- **DIRECTIONS FOR THIS TASK**: Pick out the lines below that contain the string "color" and copy them all.

— BEGIN EXCERPTED DATA —

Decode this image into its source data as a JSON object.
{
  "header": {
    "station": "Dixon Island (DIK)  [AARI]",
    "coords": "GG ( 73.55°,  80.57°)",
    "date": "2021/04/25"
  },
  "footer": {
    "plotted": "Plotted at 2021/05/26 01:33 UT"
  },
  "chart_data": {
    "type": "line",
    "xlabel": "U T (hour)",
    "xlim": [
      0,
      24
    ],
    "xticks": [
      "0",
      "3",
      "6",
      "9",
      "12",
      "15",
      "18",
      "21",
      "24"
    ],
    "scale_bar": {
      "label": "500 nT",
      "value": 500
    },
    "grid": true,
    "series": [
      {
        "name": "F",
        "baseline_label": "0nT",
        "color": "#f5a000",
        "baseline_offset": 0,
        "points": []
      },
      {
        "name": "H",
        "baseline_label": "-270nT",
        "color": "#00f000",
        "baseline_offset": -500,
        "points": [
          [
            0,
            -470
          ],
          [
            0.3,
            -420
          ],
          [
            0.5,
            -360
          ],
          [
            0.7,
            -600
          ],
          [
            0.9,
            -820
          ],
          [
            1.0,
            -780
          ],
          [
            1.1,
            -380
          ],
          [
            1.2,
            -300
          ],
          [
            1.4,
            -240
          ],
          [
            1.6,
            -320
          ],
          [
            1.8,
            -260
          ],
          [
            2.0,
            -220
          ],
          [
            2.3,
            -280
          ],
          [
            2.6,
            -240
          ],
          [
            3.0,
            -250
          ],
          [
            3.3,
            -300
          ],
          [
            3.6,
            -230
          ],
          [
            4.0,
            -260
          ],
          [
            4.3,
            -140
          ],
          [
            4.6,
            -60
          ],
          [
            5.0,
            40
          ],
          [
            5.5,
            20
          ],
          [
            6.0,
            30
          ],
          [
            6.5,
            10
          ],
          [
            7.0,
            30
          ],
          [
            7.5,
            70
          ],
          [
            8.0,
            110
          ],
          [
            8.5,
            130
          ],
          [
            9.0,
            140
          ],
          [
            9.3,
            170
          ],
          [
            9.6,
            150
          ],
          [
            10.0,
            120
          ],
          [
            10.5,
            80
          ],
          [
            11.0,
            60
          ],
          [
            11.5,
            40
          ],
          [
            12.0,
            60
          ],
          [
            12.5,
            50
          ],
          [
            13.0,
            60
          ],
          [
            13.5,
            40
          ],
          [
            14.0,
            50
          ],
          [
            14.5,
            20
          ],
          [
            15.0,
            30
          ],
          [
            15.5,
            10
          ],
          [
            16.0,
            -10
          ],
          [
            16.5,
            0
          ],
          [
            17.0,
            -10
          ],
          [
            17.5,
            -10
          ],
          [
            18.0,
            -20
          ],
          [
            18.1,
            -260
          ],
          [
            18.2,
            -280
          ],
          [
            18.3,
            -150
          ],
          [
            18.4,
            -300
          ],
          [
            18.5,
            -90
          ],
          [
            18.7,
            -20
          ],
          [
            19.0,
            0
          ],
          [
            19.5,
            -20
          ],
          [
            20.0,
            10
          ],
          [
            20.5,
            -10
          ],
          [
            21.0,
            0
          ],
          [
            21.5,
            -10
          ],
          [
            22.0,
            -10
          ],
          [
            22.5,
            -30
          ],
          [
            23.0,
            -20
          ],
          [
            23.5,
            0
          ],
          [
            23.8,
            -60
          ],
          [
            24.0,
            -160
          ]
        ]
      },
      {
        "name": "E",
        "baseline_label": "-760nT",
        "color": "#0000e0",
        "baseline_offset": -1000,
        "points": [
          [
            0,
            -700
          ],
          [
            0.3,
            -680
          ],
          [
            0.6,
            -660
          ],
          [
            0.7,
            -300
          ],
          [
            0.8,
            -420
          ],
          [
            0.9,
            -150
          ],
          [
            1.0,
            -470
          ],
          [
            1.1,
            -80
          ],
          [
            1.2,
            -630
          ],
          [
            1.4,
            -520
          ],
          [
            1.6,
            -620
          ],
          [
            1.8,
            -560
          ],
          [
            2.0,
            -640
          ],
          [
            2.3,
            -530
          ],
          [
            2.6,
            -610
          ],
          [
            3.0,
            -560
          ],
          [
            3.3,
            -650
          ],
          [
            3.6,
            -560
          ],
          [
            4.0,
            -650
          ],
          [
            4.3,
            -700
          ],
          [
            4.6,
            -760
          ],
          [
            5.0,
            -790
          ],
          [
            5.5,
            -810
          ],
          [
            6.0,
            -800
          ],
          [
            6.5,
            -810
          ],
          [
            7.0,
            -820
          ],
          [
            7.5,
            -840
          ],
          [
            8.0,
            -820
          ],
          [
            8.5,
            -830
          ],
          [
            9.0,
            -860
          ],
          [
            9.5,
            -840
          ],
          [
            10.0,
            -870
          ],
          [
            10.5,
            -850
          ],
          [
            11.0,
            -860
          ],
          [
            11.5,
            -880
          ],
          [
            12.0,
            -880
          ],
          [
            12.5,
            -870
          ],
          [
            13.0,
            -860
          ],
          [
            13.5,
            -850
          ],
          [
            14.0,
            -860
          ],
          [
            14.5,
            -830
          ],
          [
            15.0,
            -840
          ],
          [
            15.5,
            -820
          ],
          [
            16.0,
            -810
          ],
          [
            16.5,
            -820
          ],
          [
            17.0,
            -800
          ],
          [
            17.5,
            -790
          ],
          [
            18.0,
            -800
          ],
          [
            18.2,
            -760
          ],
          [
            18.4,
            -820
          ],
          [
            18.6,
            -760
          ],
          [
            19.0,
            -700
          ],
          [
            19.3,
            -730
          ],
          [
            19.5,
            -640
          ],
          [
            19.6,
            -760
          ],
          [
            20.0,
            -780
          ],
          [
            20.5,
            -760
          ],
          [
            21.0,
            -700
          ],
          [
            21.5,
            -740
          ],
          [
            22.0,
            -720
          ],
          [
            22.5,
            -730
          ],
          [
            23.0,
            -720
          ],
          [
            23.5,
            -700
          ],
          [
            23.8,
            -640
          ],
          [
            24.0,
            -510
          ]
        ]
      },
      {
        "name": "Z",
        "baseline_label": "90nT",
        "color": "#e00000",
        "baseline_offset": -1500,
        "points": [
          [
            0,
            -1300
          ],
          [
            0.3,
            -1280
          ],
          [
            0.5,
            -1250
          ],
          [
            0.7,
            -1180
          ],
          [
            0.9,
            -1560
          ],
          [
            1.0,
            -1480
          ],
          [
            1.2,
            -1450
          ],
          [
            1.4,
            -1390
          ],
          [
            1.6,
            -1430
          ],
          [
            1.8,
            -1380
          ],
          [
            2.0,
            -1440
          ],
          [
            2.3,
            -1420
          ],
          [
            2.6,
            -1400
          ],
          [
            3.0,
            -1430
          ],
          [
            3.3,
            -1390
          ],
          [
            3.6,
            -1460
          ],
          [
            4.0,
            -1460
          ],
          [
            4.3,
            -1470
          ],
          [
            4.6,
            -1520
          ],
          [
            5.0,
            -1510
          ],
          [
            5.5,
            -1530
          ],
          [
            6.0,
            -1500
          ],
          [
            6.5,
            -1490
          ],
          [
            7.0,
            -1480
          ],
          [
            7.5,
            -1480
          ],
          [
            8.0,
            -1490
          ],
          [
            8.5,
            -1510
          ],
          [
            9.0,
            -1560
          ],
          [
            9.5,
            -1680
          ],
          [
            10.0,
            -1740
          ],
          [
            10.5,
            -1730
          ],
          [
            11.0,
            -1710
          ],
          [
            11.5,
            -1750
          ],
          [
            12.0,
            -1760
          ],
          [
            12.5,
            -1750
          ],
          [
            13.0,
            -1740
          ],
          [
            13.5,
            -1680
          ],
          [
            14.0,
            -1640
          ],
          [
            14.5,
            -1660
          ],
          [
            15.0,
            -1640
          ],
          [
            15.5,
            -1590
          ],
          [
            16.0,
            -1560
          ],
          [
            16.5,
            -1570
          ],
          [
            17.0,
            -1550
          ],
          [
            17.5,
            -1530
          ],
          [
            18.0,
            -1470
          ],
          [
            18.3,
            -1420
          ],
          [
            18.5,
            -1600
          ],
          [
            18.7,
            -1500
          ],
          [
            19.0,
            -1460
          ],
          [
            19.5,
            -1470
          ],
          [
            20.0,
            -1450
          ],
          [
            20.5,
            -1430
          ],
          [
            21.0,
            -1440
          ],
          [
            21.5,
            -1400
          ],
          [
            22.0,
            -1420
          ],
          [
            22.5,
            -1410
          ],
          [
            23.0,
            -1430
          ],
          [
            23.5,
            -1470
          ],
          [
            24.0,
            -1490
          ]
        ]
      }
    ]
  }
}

— END EXCERPTED DATA —

- **FINAL ANSWER**:
        "color": "#f5a000",
        "color": "#00f000",
        "color": "#0000e0",
        "color": "#e00000",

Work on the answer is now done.